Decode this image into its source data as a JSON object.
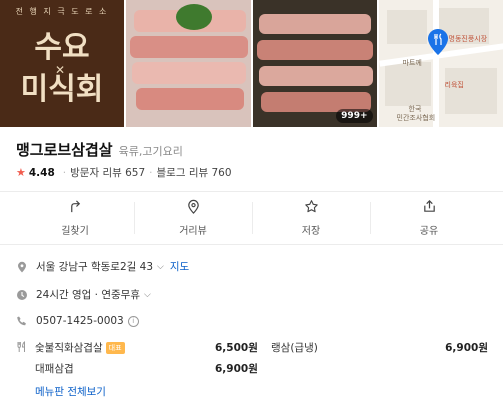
{
  "photos": {
    "logo_ring_text": "전 행 지 극 도 로 소",
    "logo_line1": "수요",
    "logo_line2": "미식회",
    "photo_count_badge": "999+",
    "map_labels": [
      "명동진풍시장",
      "마트께",
      "리육집",
      "한국",
      "민간조사협회"
    ]
  },
  "place": {
    "name": "맹그로브삼겹살",
    "category": "육류,고기요리",
    "rating": "4.48",
    "visitor_reviews": "방문자 리뷰 657",
    "blog_reviews": "블로그 리뷰 760"
  },
  "actions": [
    {
      "label": "길찾기",
      "icon": "directions-icon"
    },
    {
      "label": "거리뷰",
      "icon": "location-pin-icon"
    },
    {
      "label": "저장",
      "icon": "star-outline-icon"
    },
    {
      "label": "공유",
      "icon": "share-icon"
    }
  ],
  "info": {
    "address": "서울 강남구 학동로2길 43",
    "map_link": "지도",
    "hours": "24시간 영업 · 연중무휴",
    "phone": "0507-1425-0003"
  },
  "menu": {
    "items": [
      {
        "name": "숯불직화삼겹살",
        "tag": "대표",
        "price": "6,500원"
      },
      {
        "name": "랭삼(급냉)",
        "price": "6,900원"
      },
      {
        "name": "대패삼겹",
        "price": "6,900원"
      }
    ],
    "more_link": "메뉴판 전체보기"
  },
  "colors": {
    "accent_star": "#f15c4e",
    "link": "#0a5fc8",
    "menu_tag": "#ffb84d"
  }
}
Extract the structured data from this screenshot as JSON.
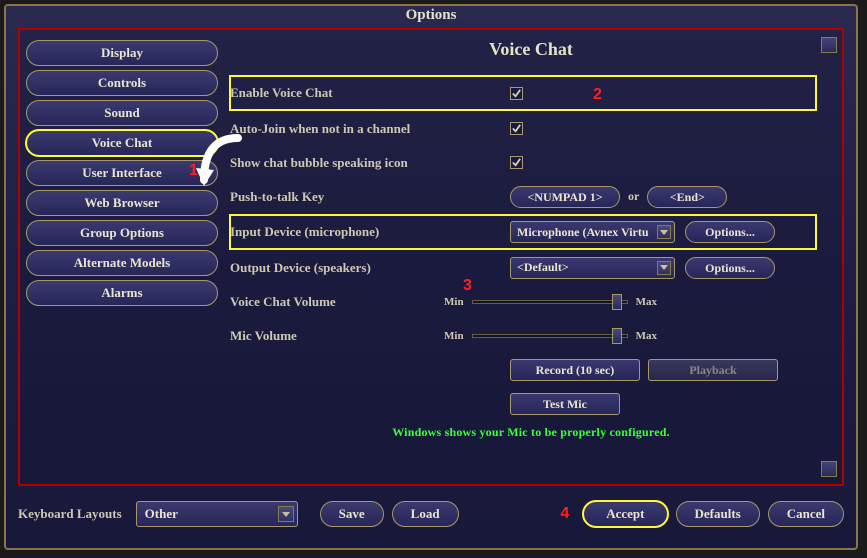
{
  "window": {
    "title": "Options"
  },
  "sidebar": {
    "items": [
      {
        "label": "Display"
      },
      {
        "label": "Controls"
      },
      {
        "label": "Sound"
      },
      {
        "label": "Voice Chat"
      },
      {
        "label": "User Interface"
      },
      {
        "label": "Web Browser"
      },
      {
        "label": "Group Options"
      },
      {
        "label": "Alternate Models"
      },
      {
        "label": "Alarms"
      }
    ],
    "selected_index": 3
  },
  "panel": {
    "title": "Voice Chat",
    "enable": {
      "label": "Enable Voice Chat",
      "checked": true
    },
    "autojoin": {
      "label": "Auto-Join when not in a channel",
      "checked": true
    },
    "bubble": {
      "label": "Show chat bubble speaking icon",
      "checked": true
    },
    "ptt": {
      "label": "Push-to-talk Key",
      "key1": "<NUMPAD 1>",
      "or": "or",
      "key2": "<End>"
    },
    "input": {
      "label": "Input Device (microphone)",
      "value": "Microphone (Avnex Virtu",
      "options_btn": "Options..."
    },
    "output": {
      "label": "Output Device (speakers)",
      "value": "<Default>",
      "options_btn": "Options..."
    },
    "vc_volume": {
      "label": "Voice Chat Volume",
      "min": "Min",
      "max": "Max",
      "percent": 88
    },
    "mic_volume": {
      "label": "Mic Volume",
      "min": "Min",
      "max": "Max",
      "percent": 88
    },
    "record_btn": "Record (10 sec)",
    "playback_btn": "Playback",
    "testmic_btn": "Test Mic",
    "status": "Windows shows your Mic to be properly configured."
  },
  "footer": {
    "kb_label": "Keyboard Layouts",
    "kb_value": "Other",
    "save": "Save",
    "load": "Load",
    "accept": "Accept",
    "defaults": "Defaults",
    "cancel": "Cancel"
  },
  "annotations": {
    "a1": "1",
    "a2": "2",
    "a3": "3",
    "a4": "4"
  }
}
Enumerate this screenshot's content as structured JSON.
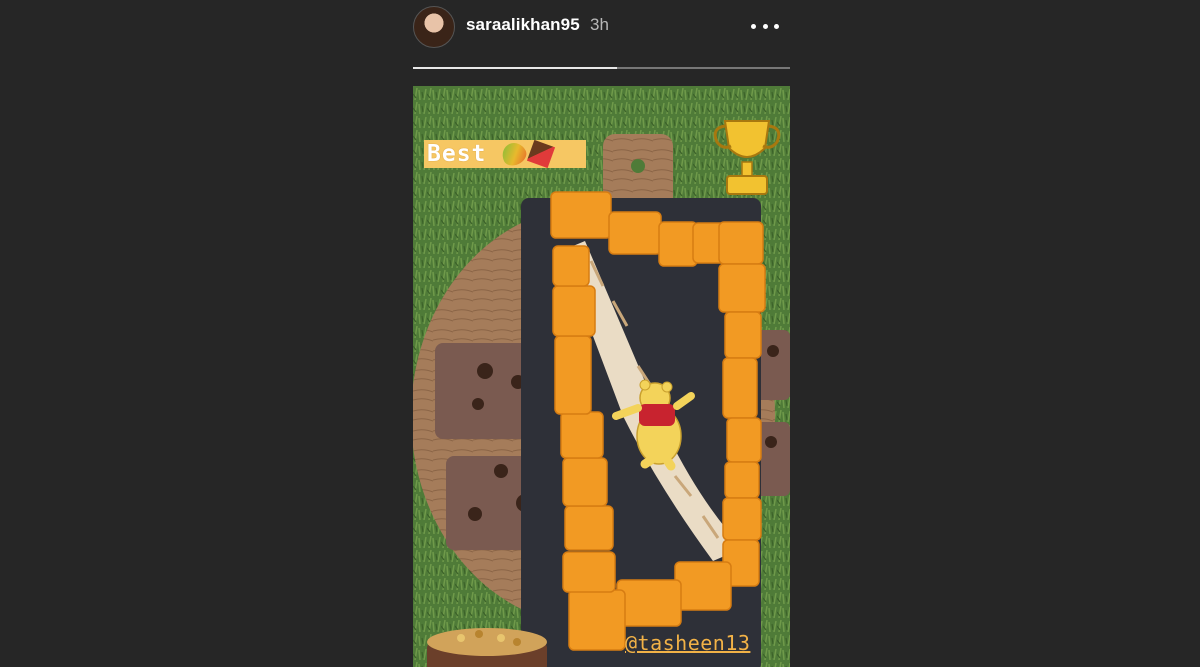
{
  "header": {
    "username": "saraalikhan95",
    "timestamp": "3h",
    "more_icon": "ellipsis-icon"
  },
  "progress": {
    "fraction": 0.54
  },
  "story": {
    "sticker_text": "Best",
    "sticker_emojis": [
      "mango-emoji",
      "chocolate-emoji"
    ],
    "trophy_icon": "trophy-icon",
    "character_sticker": "winnie-the-pooh-sticker",
    "mention": "@tasheen13"
  },
  "colors": {
    "background": "#262626",
    "sticker_bg": "#f6c763",
    "mention": "#f2b247",
    "mango": "#f29a23",
    "cake": "#2e3038"
  }
}
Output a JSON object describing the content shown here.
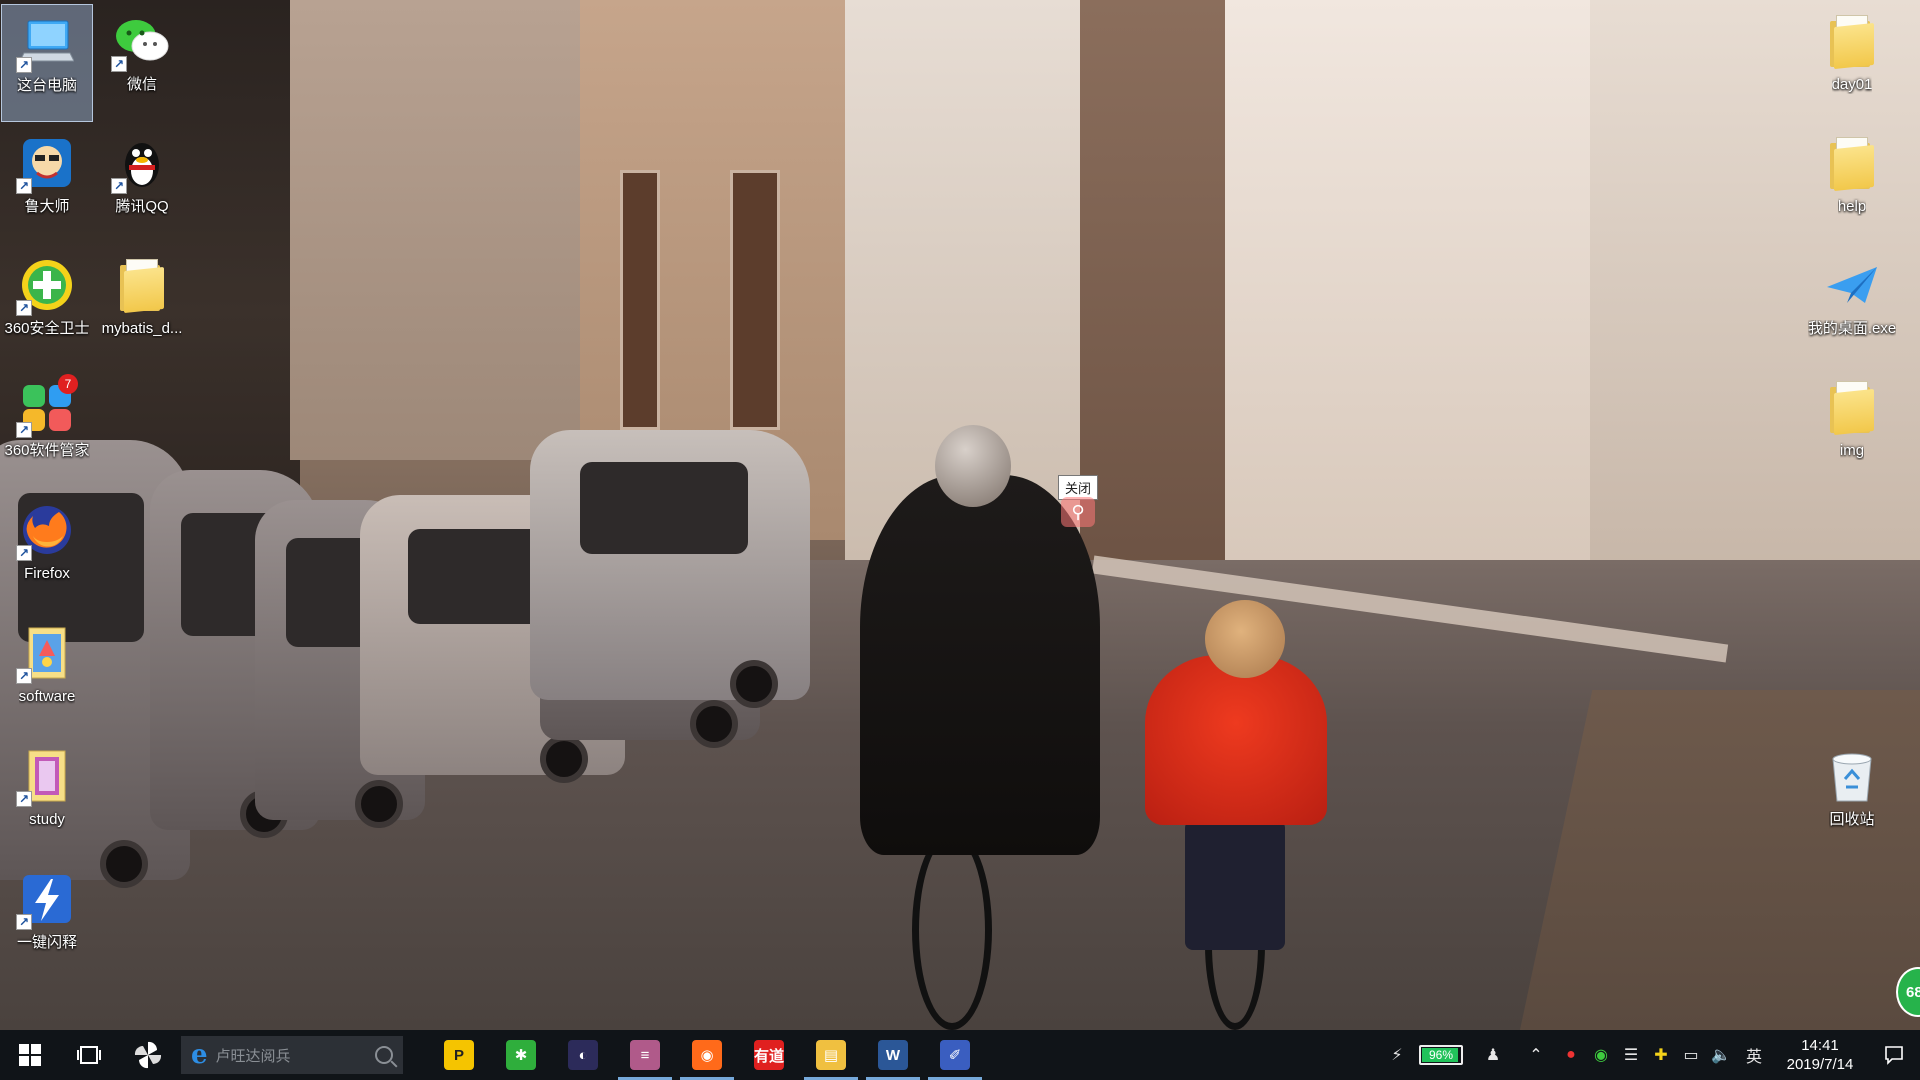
{
  "desktop": {
    "left_icons": [
      {
        "id": "this-pc",
        "label": "这台电脑",
        "icon": "computer-icon",
        "selected": true
      },
      {
        "id": "wechat",
        "label": "微信",
        "icon": "wechat-icon"
      },
      {
        "id": "ludashi",
        "label": "鲁大师",
        "icon": "ludashi-icon"
      },
      {
        "id": "qq",
        "label": "腾讯QQ",
        "icon": "qq-penguin-icon"
      },
      {
        "id": "360-security",
        "label": "360安全卫士",
        "icon": "360-shield-icon"
      },
      {
        "id": "mybatis",
        "label": "mybatis_d...",
        "icon": "folder-icon"
      },
      {
        "id": "360-soft",
        "label": "360软件管家",
        "icon": "360-softmgr-icon",
        "badge": "7"
      },
      {
        "id": "firefox",
        "label": "Firefox",
        "icon": "firefox-icon"
      },
      {
        "id": "software",
        "label": "software",
        "icon": "folder-icon"
      },
      {
        "id": "study",
        "label": "study",
        "icon": "folder-icon"
      },
      {
        "id": "flash",
        "label": "一键闪释",
        "icon": "lightning-icon"
      }
    ],
    "right_icons": [
      {
        "id": "day01",
        "label": "day01",
        "icon": "folder-icon"
      },
      {
        "id": "help",
        "label": "help",
        "icon": "folder-icon"
      },
      {
        "id": "my-desktop",
        "label": "我的桌面.exe",
        "icon": "paper-plane-icon"
      },
      {
        "id": "img",
        "label": "img",
        "icon": "folder-icon"
      },
      {
        "id": "recycle",
        "label": "回收站",
        "icon": "recycle-bin-icon"
      }
    ],
    "close_popup": "关闭",
    "float_badge": "68"
  },
  "taskbar": {
    "search_placeholder": "卢旺达阅兵",
    "pinned": [
      {
        "id": "kmplayer",
        "icon": "kmplayer-icon",
        "text": "P",
        "color": "#f5c400",
        "running": false
      },
      {
        "id": "green-app",
        "icon": "leaf-icon",
        "text": "✱",
        "color": "#2fae3c",
        "running": false
      },
      {
        "id": "eclipse",
        "icon": "eclipse-icon",
        "text": "◐",
        "color": "#2c2b5a",
        "running": false
      },
      {
        "id": "db-tool",
        "icon": "database-icon",
        "text": "≡",
        "color": "#b05a8a",
        "running": true
      },
      {
        "id": "firefox",
        "icon": "firefox-icon",
        "text": "◉",
        "color": "#ff6a1a",
        "running": true
      },
      {
        "id": "youdao",
        "icon": "youdao-icon",
        "text": "有道",
        "color": "#e0201f",
        "running": false
      },
      {
        "id": "explorer",
        "icon": "folder-icon",
        "text": "▤",
        "color": "#f0c040",
        "running": true
      },
      {
        "id": "word",
        "icon": "word-icon",
        "text": "W",
        "color": "#2b5797",
        "running": true
      },
      {
        "id": "typora",
        "icon": "pen-icon",
        "text": "✐",
        "color": "#3a5ec0",
        "running": true
      }
    ],
    "battery_percent": "96%",
    "battery_level": 0.96,
    "ime": "英",
    "time": "14:41",
    "date": "2019/7/14"
  }
}
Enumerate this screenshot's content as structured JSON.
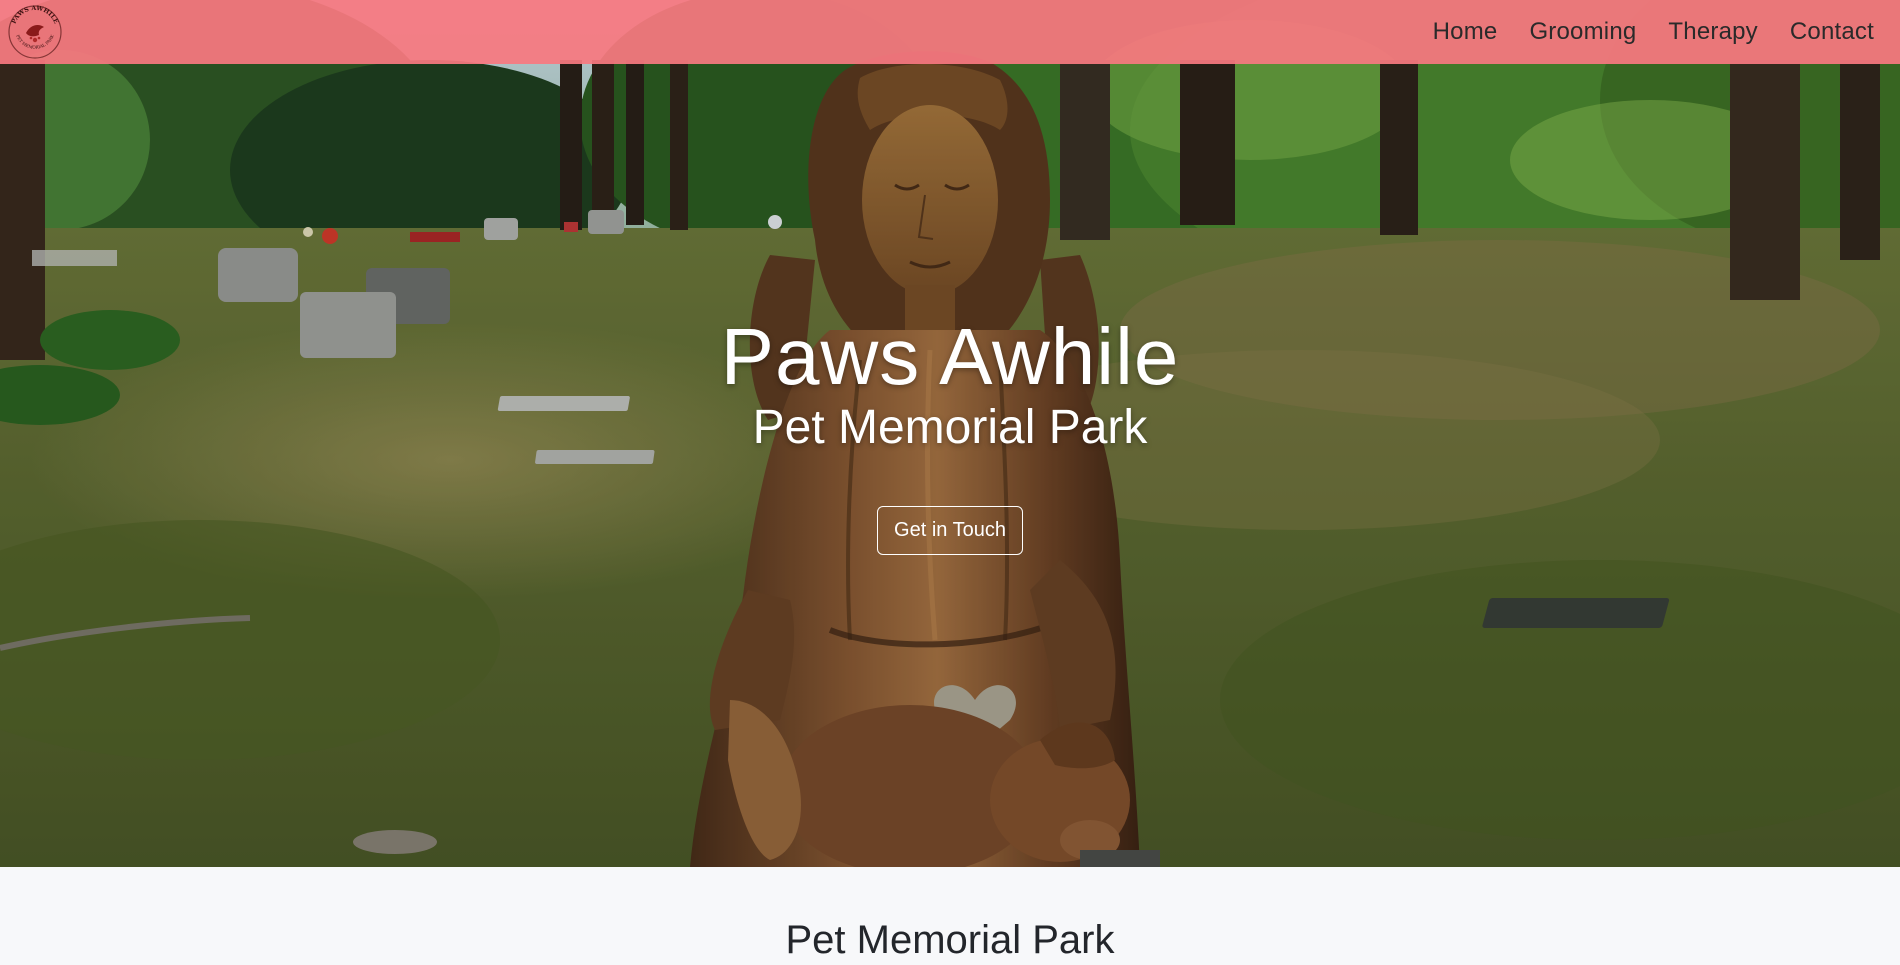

════════

• [WHAT NEEDS TO BE DONE]: Which lines contain the word "Device"? Copy each one.

• [RESULT]:
      "label": "Input Device (microphone)",
      "label": "Output Device (speakers)",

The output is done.